WHAT IS EXPECTED >> In full and without alteration, repeat the material.

STORED ROWS >>
★ ★ ★ ★ ★ ★ ★
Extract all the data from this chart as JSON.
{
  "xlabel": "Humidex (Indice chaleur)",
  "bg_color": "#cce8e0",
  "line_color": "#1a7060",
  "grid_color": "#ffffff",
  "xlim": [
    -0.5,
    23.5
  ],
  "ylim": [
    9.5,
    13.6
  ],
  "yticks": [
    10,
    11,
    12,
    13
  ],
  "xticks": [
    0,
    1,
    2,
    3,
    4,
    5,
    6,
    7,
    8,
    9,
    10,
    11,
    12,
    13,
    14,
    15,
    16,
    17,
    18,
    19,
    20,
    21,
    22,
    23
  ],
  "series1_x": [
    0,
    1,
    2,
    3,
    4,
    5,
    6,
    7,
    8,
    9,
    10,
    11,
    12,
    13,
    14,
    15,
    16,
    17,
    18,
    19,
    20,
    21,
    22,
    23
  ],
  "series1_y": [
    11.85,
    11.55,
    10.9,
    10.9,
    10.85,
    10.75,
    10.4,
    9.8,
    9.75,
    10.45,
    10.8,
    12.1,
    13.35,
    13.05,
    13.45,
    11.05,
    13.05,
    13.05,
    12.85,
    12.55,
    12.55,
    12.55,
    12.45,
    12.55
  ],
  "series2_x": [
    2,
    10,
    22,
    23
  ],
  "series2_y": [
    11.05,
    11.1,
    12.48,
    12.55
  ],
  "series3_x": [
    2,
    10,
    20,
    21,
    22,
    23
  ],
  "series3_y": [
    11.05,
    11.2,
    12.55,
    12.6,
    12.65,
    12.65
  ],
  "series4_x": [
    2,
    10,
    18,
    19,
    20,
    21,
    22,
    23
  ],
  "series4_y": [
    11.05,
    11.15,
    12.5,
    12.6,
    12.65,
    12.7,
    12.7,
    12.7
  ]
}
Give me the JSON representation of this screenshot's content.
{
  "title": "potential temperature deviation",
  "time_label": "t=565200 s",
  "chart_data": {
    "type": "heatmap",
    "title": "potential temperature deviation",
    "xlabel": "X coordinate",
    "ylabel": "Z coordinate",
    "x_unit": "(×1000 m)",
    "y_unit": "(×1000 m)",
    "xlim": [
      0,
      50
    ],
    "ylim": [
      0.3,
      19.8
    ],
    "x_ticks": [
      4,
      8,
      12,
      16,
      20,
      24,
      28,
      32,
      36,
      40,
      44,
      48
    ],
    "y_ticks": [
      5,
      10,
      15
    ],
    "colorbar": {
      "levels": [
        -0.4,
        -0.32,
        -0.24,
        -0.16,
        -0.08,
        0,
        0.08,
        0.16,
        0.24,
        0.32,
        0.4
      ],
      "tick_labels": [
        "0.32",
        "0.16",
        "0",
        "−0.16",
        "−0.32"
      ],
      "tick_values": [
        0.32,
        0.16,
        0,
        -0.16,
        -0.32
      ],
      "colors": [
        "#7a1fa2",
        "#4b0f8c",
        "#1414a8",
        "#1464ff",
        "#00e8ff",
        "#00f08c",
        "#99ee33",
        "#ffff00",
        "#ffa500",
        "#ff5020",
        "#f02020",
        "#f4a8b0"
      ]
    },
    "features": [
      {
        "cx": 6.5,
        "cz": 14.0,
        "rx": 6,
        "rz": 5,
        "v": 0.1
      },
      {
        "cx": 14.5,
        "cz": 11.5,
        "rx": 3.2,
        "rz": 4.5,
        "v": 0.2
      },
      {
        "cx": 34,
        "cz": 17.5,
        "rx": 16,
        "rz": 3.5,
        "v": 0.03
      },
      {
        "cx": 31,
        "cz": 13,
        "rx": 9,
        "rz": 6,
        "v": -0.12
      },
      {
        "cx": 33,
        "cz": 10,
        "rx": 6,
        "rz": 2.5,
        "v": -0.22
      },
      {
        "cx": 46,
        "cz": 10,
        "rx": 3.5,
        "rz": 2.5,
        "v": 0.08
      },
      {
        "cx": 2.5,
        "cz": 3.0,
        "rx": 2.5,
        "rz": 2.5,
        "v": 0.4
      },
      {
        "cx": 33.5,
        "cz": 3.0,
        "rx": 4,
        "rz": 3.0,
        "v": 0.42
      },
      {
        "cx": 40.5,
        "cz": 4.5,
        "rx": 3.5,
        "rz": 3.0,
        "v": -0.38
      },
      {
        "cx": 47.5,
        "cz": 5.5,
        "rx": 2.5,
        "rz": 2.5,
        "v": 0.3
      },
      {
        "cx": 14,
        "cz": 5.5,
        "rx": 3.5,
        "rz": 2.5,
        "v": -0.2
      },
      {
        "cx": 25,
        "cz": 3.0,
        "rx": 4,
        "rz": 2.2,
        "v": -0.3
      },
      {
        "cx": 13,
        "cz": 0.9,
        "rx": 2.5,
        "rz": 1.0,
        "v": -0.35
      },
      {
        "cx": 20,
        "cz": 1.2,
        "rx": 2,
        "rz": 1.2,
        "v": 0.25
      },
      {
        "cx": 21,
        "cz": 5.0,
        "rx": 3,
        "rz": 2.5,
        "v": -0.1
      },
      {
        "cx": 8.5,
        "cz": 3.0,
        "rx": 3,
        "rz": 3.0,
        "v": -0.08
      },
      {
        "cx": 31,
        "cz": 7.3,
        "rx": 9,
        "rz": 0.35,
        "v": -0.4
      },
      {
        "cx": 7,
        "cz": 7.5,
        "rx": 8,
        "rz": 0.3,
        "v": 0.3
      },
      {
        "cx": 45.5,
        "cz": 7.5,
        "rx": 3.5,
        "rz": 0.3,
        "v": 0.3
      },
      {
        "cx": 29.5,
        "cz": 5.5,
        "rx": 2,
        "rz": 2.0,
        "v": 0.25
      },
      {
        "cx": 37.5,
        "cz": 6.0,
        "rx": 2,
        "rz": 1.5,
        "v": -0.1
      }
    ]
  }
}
★ ★ ★ ★ ★ ★ ★
RIGHT ANSWER >>
Extract all the data from this chart as JSON.
{
  "xlabel": "Humidex (Indice chaleur)",
  "bg_color": "#cce8e0",
  "line_color": "#1a7060",
  "grid_color": "#ffffff",
  "xlim": [
    -0.5,
    23.5
  ],
  "ylim": [
    9.5,
    13.6
  ],
  "yticks": [
    10,
    11,
    12,
    13
  ],
  "xticks": [
    0,
    1,
    2,
    3,
    4,
    5,
    6,
    7,
    8,
    9,
    10,
    11,
    12,
    13,
    14,
    15,
    16,
    17,
    18,
    19,
    20,
    21,
    22,
    23
  ],
  "series1_x": [
    0,
    1,
    2,
    3,
    4,
    5,
    6,
    7,
    8,
    9,
    10,
    11,
    12,
    13,
    14,
    15,
    16,
    17,
    18,
    19,
    20,
    21,
    22,
    23
  ],
  "series1_y": [
    11.85,
    11.55,
    10.9,
    10.9,
    10.85,
    10.75,
    10.4,
    9.8,
    9.75,
    10.45,
    10.8,
    12.1,
    13.35,
    13.05,
    13.45,
    11.05,
    13.05,
    13.05,
    12.85,
    12.55,
    12.55,
    12.55,
    12.45,
    12.55
  ],
  "series2_x": [
    2,
    10,
    22,
    23
  ],
  "series2_y": [
    11.05,
    11.1,
    12.48,
    12.55
  ],
  "series3_x": [
    2,
    10,
    20,
    21,
    22,
    23
  ],
  "series3_y": [
    11.05,
    11.2,
    12.55,
    12.6,
    12.65,
    12.65
  ],
  "series4_x": [
    2,
    10,
    18,
    19,
    20,
    21,
    22,
    23
  ],
  "series4_y": [
    11.05,
    11.15,
    12.5,
    12.6,
    12.65,
    12.7,
    12.7,
    12.7
  ]
}
Give me the JSON representation of this screenshot's content.
{
  "title": "potential temperature deviation",
  "time_label": "t=565200 s",
  "chart_data": {
    "type": "heatmap",
    "title": "potential temperature deviation",
    "xlabel": "X coordinate",
    "ylabel": "Z coordinate",
    "x_unit": "(×1000 m)",
    "y_unit": "(×1000 m)",
    "xlim": [
      0,
      50
    ],
    "ylim": [
      0.3,
      19.8
    ],
    "x_ticks": [
      4,
      8,
      12,
      16,
      20,
      24,
      28,
      32,
      36,
      40,
      44,
      48
    ],
    "y_ticks": [
      5,
      10,
      15
    ],
    "colorbar": {
      "levels": [
        -0.4,
        -0.32,
        -0.24,
        -0.16,
        -0.08,
        0,
        0.08,
        0.16,
        0.24,
        0.32,
        0.4
      ],
      "tick_labels": [
        "0.32",
        "0.16",
        "0",
        "−0.16",
        "−0.32"
      ],
      "tick_values": [
        0.32,
        0.16,
        0,
        -0.16,
        -0.32
      ],
      "colors": [
        "#7a1fa2",
        "#4b0f8c",
        "#1414a8",
        "#1464ff",
        "#00e8ff",
        "#00f08c",
        "#99ee33",
        "#ffff00",
        "#ffa500",
        "#ff5020",
        "#f02020",
        "#f4a8b0"
      ]
    },
    "features": [
      {
        "cx": 6.5,
        "cz": 14.0,
        "rx": 6,
        "rz": 5,
        "v": 0.1
      },
      {
        "cx": 14.5,
        "cz": 11.5,
        "rx": 3.2,
        "rz": 4.5,
        "v": 0.2
      },
      {
        "cx": 34,
        "cz": 17.5,
        "rx": 16,
        "rz": 3.5,
        "v": 0.03
      },
      {
        "cx": 31,
        "cz": 13,
        "rx": 9,
        "rz": 6,
        "v": -0.12
      },
      {
        "cx": 33,
        "cz": 10,
        "rx": 6,
        "rz": 2.5,
        "v": -0.22
      },
      {
        "cx": 46,
        "cz": 10,
        "rx": 3.5,
        "rz": 2.5,
        "v": 0.08
      },
      {
        "cx": 2.5,
        "cz": 3.0,
        "rx": 2.5,
        "rz": 2.5,
        "v": 0.4
      },
      {
        "cx": 33.5,
        "cz": 3.0,
        "rx": 4,
        "rz": 3.0,
        "v": 0.42
      },
      {
        "cx": 40.5,
        "cz": 4.5,
        "rx": 3.5,
        "rz": 3.0,
        "v": -0.38
      },
      {
        "cx": 47.5,
        "cz": 5.5,
        "rx": 2.5,
        "rz": 2.5,
        "v": 0.3
      },
      {
        "cx": 14,
        "cz": 5.5,
        "rx": 3.5,
        "rz": 2.5,
        "v": -0.2
      },
      {
        "cx": 25,
        "cz": 3.0,
        "rx": 4,
        "rz": 2.2,
        "v": -0.3
      },
      {
        "cx": 13,
        "cz": 0.9,
        "rx": 2.5,
        "rz": 1.0,
        "v": -0.35
      },
      {
        "cx": 20,
        "cz": 1.2,
        "rx": 2,
        "rz": 1.2,
        "v": 0.25
      },
      {
        "cx": 21,
        "cz": 5.0,
        "rx": 3,
        "rz": 2.5,
        "v": -0.1
      },
      {
        "cx": 8.5,
        "cz": 3.0,
        "rx": 3,
        "rz": 3.0,
        "v": -0.08
      },
      {
        "cx": 31,
        "cz": 7.3,
        "rx": 9,
        "rz": 0.35,
        "v": -0.4
      },
      {
        "cx": 7,
        "cz": 7.5,
        "rx": 8,
        "rz": 0.3,
        "v": 0.3
      },
      {
        "cx": 45.5,
        "cz": 7.5,
        "rx": 3.5,
        "rz": 0.3,
        "v": 0.3
      },
      {
        "cx": 29.5,
        "cz": 5.5,
        "rx": 2,
        "rz": 2.0,
        "v": 0.25
      },
      {
        "cx": 37.5,
        "cz": 6.0,
        "rx": 2,
        "rz": 1.5,
        "v": -0.1
      }
    ]
  }
}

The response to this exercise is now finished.